### Given task
Copy the listing verbatim, excluding any images found in it.

### Provided records
· · · ·

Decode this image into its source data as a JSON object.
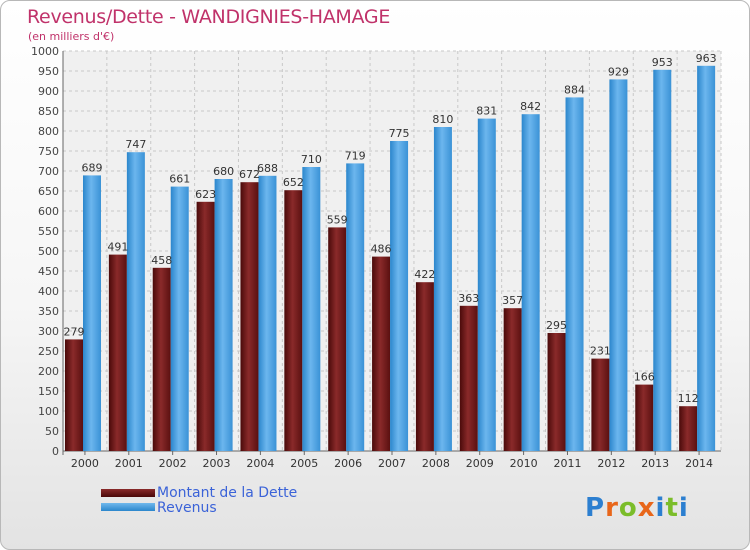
{
  "header": {
    "title": "Revenus/Dette - WANDIGNIES-HAMAGE",
    "subtitle": "(en milliers d'€)"
  },
  "legend": {
    "items": [
      {
        "label": "Montant de la Dette",
        "color": "#6e1a1a"
      },
      {
        "label": "Revenus",
        "color": "#4aa3e4"
      }
    ]
  },
  "logo": {
    "text": "Proxiti"
  },
  "chart_data": {
    "type": "bar",
    "categories": [
      "2000",
      "2001",
      "2002",
      "2003",
      "2004",
      "2005",
      "2006",
      "2007",
      "2008",
      "2009",
      "2010",
      "2011",
      "2012",
      "2013",
      "2014"
    ],
    "series": [
      {
        "name": "Montant de la Dette",
        "color": "#6e1a1a",
        "values": [
          279,
          491,
          458,
          623,
          672,
          652,
          559,
          486,
          422,
          363,
          357,
          295,
          231,
          166,
          112
        ]
      },
      {
        "name": "Revenus",
        "color": "#4aa3e4",
        "values": [
          689,
          747,
          661,
          680,
          688,
          710,
          719,
          775,
          810,
          831,
          842,
          884,
          929,
          953,
          963
        ]
      }
    ],
    "ylim": [
      0,
      1000
    ],
    "ytick_step": 50,
    "grid": true,
    "legend_position": "bottom-left"
  }
}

· · · ·

### The result
Decode this image into its source data as a JSON object.
{
  "header": {
    "title": "Revenus/Dette - WANDIGNIES-HAMAGE",
    "subtitle": "(en milliers d'€)"
  },
  "legend": {
    "items": [
      {
        "label": "Montant de la Dette",
        "color": "#6e1a1a"
      },
      {
        "label": "Revenus",
        "color": "#4aa3e4"
      }
    ]
  },
  "logo": {
    "text": "Proxiti"
  },
  "chart_data": {
    "type": "bar",
    "categories": [
      "2000",
      "2001",
      "2002",
      "2003",
      "2004",
      "2005",
      "2006",
      "2007",
      "2008",
      "2009",
      "2010",
      "2011",
      "2012",
      "2013",
      "2014"
    ],
    "series": [
      {
        "name": "Montant de la Dette",
        "color": "#6e1a1a",
        "values": [
          279,
          491,
          458,
          623,
          672,
          652,
          559,
          486,
          422,
          363,
          357,
          295,
          231,
          166,
          112
        ]
      },
      {
        "name": "Revenus",
        "color": "#4aa3e4",
        "values": [
          689,
          747,
          661,
          680,
          688,
          710,
          719,
          775,
          810,
          831,
          842,
          884,
          929,
          953,
          963
        ]
      }
    ],
    "ylim": [
      0,
      1000
    ],
    "ytick_step": 50,
    "grid": true,
    "legend_position": "bottom-left"
  }
}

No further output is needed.